→ Required task: Please give every line of the material below as a JSON list of strings, with one string per line and any blank lines left out.

START Record set

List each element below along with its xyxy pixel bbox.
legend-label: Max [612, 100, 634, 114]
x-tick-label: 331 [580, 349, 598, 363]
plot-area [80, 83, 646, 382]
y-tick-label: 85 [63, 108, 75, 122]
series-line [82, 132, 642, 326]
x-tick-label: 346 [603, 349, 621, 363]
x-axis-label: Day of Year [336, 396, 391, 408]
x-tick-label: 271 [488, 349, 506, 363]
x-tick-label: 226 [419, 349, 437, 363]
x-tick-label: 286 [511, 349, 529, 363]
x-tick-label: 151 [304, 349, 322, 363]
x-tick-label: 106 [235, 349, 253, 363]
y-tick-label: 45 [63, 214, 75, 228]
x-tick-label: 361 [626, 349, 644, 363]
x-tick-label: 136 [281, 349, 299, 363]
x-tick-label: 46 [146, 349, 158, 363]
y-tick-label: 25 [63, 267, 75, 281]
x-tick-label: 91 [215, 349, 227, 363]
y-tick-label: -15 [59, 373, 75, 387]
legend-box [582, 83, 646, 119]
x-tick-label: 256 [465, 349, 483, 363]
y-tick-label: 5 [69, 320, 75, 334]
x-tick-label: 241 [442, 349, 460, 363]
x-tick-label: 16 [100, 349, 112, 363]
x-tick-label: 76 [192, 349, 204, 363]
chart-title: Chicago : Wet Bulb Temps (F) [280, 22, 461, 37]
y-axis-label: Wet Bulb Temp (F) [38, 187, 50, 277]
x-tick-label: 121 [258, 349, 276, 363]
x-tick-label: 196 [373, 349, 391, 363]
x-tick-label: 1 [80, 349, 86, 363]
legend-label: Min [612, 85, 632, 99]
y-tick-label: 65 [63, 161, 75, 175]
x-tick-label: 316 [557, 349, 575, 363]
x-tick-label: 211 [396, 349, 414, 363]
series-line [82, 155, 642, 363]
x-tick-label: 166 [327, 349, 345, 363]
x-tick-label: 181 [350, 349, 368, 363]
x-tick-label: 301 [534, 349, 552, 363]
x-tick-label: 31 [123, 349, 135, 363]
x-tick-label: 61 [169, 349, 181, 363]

END Record set

→ Written solution:
[
  "List each element below along with its xyxy pixel bbox.",
  "legend-label: Max [612, 100, 634, 114]",
  "x-tick-label: 331 [580, 349, 598, 363]",
  "plot-area [80, 83, 646, 382]",
  "y-tick-label: 85 [63, 108, 75, 122]",
  "series-line [82, 132, 642, 326]",
  "x-tick-label: 346 [603, 349, 621, 363]",
  "x-axis-label: Day of Year [336, 396, 391, 408]",
  "x-tick-label: 271 [488, 349, 506, 363]",
  "x-tick-label: 226 [419, 349, 437, 363]",
  "x-tick-label: 286 [511, 349, 529, 363]",
  "x-tick-label: 151 [304, 349, 322, 363]",
  "x-tick-label: 106 [235, 349, 253, 363]",
  "y-tick-label: 45 [63, 214, 75, 228]",
  "x-tick-label: 361 [626, 349, 644, 363]",
  "x-tick-label: 136 [281, 349, 299, 363]",
  "x-tick-label: 46 [146, 349, 158, 363]",
  "y-tick-label: 25 [63, 267, 75, 281]",
  "x-tick-label: 91 [215, 349, 227, 363]",
  "y-tick-label: -15 [59, 373, 75, 387]",
  "legend-box [582, 83, 646, 119]",
  "x-tick-label: 256 [465, 349, 483, 363]",
  "y-tick-label: 5 [69, 320, 75, 334]",
  "x-tick-label: 241 [442, 349, 460, 363]",
  "x-tick-label: 16 [100, 349, 112, 363]",
  "x-tick-label: 76 [192, 349, 204, 363]",
  "chart-title: Chicago : Wet Bulb Temps (F) [280, 22, 461, 37]",
  "y-axis-label: Wet Bulb Temp (F) [38, 187, 50, 277]",
  "x-tick-label: 121 [258, 349, 276, 363]",
  "x-tick-label: 196 [373, 349, 391, 363]",
  "x-tick-label: 1 [80, 349, 86, 363]",
  "legend-label: Min [612, 85, 632, 99]",
  "y-tick-label: 65 [63, 161, 75, 175]",
  "x-tick-label: 316 [557, 349, 575, 363]",
  "x-tick-label: 211 [396, 349, 414, 363]",
  "series-line [82, 155, 642, 363]",
  "x-tick-label: 166 [327, 349, 345, 363]",
  "x-tick-label: 181 [350, 349, 368, 363]",
  "x-tick-label: 301 [534, 349, 552, 363]",
  "x-tick-label: 31 [123, 349, 135, 363]",
  "x-tick-label: 61 [169, 349, 181, 363]"
]